= Exercise description =
All lines featuring the string "ylabel" are to be listed.

= Task inputs =
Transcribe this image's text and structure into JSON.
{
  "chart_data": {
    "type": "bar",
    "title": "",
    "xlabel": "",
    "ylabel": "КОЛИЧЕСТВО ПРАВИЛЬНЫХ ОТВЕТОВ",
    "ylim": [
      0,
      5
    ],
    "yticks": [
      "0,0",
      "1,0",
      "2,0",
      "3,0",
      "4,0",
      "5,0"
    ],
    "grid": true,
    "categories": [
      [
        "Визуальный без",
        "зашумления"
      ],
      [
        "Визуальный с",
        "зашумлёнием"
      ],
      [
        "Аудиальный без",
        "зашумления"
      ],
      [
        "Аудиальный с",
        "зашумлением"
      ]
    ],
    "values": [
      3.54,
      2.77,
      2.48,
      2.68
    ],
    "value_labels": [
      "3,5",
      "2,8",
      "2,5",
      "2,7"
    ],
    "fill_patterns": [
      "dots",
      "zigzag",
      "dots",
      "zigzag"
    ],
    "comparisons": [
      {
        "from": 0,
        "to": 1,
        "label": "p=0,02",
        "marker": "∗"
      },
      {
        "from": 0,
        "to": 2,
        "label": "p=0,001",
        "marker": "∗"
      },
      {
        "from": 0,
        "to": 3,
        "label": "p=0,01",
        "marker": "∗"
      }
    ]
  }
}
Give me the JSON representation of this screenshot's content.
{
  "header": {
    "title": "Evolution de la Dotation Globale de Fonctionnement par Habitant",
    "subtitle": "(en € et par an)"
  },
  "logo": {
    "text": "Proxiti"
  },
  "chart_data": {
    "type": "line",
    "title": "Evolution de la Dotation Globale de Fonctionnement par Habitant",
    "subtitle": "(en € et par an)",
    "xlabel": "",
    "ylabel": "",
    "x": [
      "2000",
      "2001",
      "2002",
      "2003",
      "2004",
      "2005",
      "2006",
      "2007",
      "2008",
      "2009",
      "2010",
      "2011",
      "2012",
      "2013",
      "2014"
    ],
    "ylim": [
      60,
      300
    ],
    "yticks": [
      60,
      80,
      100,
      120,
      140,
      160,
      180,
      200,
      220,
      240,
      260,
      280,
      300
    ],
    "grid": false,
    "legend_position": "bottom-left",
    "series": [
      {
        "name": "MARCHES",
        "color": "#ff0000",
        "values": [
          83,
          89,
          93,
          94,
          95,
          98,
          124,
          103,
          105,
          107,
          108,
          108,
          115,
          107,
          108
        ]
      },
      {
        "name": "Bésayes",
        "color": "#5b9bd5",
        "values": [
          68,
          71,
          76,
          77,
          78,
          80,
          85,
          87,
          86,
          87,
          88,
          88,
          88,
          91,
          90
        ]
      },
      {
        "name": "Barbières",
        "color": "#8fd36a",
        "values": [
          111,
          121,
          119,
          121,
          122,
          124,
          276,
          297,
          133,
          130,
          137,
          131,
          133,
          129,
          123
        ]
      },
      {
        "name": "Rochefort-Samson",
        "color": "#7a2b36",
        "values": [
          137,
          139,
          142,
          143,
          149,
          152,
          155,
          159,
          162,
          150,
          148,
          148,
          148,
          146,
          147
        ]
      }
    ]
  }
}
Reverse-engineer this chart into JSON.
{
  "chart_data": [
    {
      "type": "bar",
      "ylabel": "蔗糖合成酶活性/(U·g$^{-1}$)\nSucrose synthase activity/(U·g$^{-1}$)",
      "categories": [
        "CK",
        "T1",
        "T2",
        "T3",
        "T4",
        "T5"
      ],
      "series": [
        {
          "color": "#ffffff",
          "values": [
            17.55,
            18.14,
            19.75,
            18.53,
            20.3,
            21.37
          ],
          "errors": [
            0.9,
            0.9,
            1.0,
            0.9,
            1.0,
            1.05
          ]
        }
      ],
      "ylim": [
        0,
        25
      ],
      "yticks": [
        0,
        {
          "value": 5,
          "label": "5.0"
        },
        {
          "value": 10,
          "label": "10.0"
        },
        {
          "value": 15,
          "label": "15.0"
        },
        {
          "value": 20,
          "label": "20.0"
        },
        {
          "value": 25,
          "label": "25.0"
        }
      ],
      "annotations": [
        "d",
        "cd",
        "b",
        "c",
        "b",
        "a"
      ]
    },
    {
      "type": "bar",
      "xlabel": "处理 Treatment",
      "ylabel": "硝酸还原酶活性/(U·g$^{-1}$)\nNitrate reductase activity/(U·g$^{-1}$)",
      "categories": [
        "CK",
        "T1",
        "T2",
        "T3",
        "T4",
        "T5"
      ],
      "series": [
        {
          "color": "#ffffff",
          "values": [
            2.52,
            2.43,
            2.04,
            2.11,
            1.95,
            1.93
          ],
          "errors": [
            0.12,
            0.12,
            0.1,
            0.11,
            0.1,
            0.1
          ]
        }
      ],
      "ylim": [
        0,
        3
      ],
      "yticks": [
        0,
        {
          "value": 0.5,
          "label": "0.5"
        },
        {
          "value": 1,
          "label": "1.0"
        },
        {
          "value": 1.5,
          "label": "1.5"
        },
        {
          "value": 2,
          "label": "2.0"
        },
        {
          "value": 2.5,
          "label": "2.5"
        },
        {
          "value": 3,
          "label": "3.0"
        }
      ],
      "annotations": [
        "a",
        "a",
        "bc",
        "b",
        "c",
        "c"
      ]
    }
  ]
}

= Exercise solution =
    "ylabel": "КОЛИЧЕСТВО ПРАВИЛЬНЫХ ОТВЕТОВ",
    "ylabel": "",
      "ylabel": "蔗糖合成酶活性/(U·g$^{-1}$)\nSucrose synthase activity/(U·g$^{-1}$)",
      "ylabel": "硝酸还原酶活性/(U·g$^{-1}$)\nNitrate reductase activity/(U·g$^{-1}$)",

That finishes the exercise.